SHORT PROBLEM ->
Reproduce each line exactly, including spacing and punctuation.

PROVIDED INFORMATION ->

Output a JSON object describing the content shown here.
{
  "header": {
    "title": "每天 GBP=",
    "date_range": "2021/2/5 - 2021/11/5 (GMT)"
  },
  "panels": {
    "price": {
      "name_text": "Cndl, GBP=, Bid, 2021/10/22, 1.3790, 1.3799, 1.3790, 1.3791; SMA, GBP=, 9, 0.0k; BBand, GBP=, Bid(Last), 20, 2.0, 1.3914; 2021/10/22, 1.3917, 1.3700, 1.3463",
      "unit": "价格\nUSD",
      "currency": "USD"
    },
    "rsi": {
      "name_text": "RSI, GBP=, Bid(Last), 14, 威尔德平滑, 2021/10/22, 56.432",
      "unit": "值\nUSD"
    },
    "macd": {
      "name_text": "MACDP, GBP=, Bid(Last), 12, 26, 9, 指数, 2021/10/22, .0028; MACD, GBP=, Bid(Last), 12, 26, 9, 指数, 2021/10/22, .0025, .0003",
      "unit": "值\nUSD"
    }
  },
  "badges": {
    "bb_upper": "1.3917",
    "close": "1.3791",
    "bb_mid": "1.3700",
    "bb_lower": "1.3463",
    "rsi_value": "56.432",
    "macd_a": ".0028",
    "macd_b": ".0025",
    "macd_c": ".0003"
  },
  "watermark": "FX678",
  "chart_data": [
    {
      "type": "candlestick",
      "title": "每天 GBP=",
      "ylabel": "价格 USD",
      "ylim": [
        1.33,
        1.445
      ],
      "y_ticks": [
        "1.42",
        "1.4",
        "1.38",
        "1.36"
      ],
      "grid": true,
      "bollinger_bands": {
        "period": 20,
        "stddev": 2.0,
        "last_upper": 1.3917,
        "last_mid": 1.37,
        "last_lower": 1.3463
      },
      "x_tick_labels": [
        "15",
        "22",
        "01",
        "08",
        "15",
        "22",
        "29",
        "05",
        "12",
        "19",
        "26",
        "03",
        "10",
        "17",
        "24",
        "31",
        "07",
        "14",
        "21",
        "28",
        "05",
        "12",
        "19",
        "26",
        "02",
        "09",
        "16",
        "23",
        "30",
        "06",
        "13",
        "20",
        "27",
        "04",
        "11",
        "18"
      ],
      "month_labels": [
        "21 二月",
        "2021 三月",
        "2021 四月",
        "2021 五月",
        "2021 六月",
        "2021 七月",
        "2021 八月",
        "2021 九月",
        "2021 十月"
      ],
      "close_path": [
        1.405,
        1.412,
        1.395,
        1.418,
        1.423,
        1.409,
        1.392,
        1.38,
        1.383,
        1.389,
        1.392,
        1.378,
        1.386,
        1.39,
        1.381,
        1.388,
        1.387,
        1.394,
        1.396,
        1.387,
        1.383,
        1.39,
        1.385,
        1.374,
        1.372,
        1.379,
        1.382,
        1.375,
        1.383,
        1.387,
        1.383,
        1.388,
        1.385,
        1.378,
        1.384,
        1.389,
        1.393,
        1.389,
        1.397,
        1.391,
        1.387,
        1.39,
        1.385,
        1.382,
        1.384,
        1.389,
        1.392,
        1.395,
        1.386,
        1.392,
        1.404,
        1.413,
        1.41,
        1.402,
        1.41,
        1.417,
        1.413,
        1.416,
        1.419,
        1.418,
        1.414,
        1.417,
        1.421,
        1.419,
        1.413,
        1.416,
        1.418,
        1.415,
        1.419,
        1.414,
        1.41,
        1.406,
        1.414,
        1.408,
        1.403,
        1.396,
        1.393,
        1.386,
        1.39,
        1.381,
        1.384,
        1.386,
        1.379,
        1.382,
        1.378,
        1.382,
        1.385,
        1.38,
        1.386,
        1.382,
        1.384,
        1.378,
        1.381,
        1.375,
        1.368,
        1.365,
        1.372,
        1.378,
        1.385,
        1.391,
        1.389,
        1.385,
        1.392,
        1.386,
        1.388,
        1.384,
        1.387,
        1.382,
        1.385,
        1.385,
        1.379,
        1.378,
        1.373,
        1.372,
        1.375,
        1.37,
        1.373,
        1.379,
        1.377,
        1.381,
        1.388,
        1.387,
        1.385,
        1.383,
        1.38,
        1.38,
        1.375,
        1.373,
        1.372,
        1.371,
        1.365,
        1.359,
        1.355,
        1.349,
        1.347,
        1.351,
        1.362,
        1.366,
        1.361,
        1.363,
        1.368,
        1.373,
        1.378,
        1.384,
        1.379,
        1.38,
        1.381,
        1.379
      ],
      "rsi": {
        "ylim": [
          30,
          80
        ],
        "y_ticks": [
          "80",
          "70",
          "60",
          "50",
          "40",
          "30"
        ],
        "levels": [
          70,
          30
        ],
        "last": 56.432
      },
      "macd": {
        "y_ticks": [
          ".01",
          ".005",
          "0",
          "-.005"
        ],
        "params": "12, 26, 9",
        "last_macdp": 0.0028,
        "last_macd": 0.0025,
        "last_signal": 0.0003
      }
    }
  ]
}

SOLUTION TO THIS PROBLEM ->
Output a JSON object describing the content shown here.
{
  "header": {
    "title": "每天 GBP=",
    "date_range": "2021/2/5 - 2021/11/5 (GMT)"
  },
  "panels": {
    "price": {
      "name_text": "Cndl, GBP=, Bid, 2021/10/22, 1.3790, 1.3799, 1.3790, 1.3791; SMA, GBP=, 9, 0.0k; BBand, GBP=, Bid(Last), 20, 2.0, 1.3914; 2021/10/22, 1.3917, 1.3700, 1.3463",
      "unit": "价格\nUSD",
      "currency": "USD"
    },
    "rsi": {
      "name_text": "RSI, GBP=, Bid(Last), 14, 威尔德平滑, 2021/10/22, 56.432",
      "unit": "值\nUSD"
    },
    "macd": {
      "name_text": "MACDP, GBP=, Bid(Last), 12, 26, 9, 指数, 2021/10/22, .0028; MACD, GBP=, Bid(Last), 12, 26, 9, 指数, 2021/10/22, .0025, .0003",
      "unit": "值\nUSD"
    }
  },
  "badges": {
    "bb_upper": "1.3917",
    "close": "1.3791",
    "bb_mid": "1.3700",
    "bb_lower": "1.3463",
    "rsi_value": "56.432",
    "macd_a": ".0028",
    "macd_b": ".0025",
    "macd_c": ".0003"
  },
  "watermark": "FX678",
  "chart_data": [
    {
      "type": "candlestick",
      "title": "每天 GBP=",
      "ylabel": "价格 USD",
      "ylim": [
        1.33,
        1.445
      ],
      "y_ticks": [
        "1.42",
        "1.4",
        "1.38",
        "1.36"
      ],
      "grid": true,
      "bollinger_bands": {
        "period": 20,
        "stddev": 2.0,
        "last_upper": 1.3917,
        "last_mid": 1.37,
        "last_lower": 1.3463
      },
      "x_tick_labels": [
        "15",
        "22",
        "01",
        "08",
        "15",
        "22",
        "29",
        "05",
        "12",
        "19",
        "26",
        "03",
        "10",
        "17",
        "24",
        "31",
        "07",
        "14",
        "21",
        "28",
        "05",
        "12",
        "19",
        "26",
        "02",
        "09",
        "16",
        "23",
        "30",
        "06",
        "13",
        "20",
        "27",
        "04",
        "11",
        "18"
      ],
      "month_labels": [
        "21 二月",
        "2021 三月",
        "2021 四月",
        "2021 五月",
        "2021 六月",
        "2021 七月",
        "2021 八月",
        "2021 九月",
        "2021 十月"
      ],
      "close_path": [
        1.405,
        1.412,
        1.395,
        1.418,
        1.423,
        1.409,
        1.392,
        1.38,
        1.383,
        1.389,
        1.392,
        1.378,
        1.386,
        1.39,
        1.381,
        1.388,
        1.387,
        1.394,
        1.396,
        1.387,
        1.383,
        1.39,
        1.385,
        1.374,
        1.372,
        1.379,
        1.382,
        1.375,
        1.383,
        1.387,
        1.383,
        1.388,
        1.385,
        1.378,
        1.384,
        1.389,
        1.393,
        1.389,
        1.397,
        1.391,
        1.387,
        1.39,
        1.385,
        1.382,
        1.384,
        1.389,
        1.392,
        1.395,
        1.386,
        1.392,
        1.404,
        1.413,
        1.41,
        1.402,
        1.41,
        1.417,
        1.413,
        1.416,
        1.419,
        1.418,
        1.414,
        1.417,
        1.421,
        1.419,
        1.413,
        1.416,
        1.418,
        1.415,
        1.419,
        1.414,
        1.41,
        1.406,
        1.414,
        1.408,
        1.403,
        1.396,
        1.393,
        1.386,
        1.39,
        1.381,
        1.384,
        1.386,
        1.379,
        1.382,
        1.378,
        1.382,
        1.385,
        1.38,
        1.386,
        1.382,
        1.384,
        1.378,
        1.381,
        1.375,
        1.368,
        1.365,
        1.372,
        1.378,
        1.385,
        1.391,
        1.389,
        1.385,
        1.392,
        1.386,
        1.388,
        1.384,
        1.387,
        1.382,
        1.385,
        1.385,
        1.379,
        1.378,
        1.373,
        1.372,
        1.375,
        1.37,
        1.373,
        1.379,
        1.377,
        1.381,
        1.388,
        1.387,
        1.385,
        1.383,
        1.38,
        1.38,
        1.375,
        1.373,
        1.372,
        1.371,
        1.365,
        1.359,
        1.355,
        1.349,
        1.347,
        1.351,
        1.362,
        1.366,
        1.361,
        1.363,
        1.368,
        1.373,
        1.378,
        1.384,
        1.379,
        1.38,
        1.381,
        1.379
      ],
      "rsi": {
        "ylim": [
          30,
          80
        ],
        "y_ticks": [
          "80",
          "70",
          "60",
          "50",
          "40",
          "30"
        ],
        "levels": [
          70,
          30
        ],
        "last": 56.432
      },
      "macd": {
        "y_ticks": [
          ".01",
          ".005",
          "0",
          "-.005"
        ],
        "params": "12, 26, 9",
        "last_macdp": 0.0028,
        "last_macd": 0.0025,
        "last_signal": 0.0003
      }
    }
  ]
}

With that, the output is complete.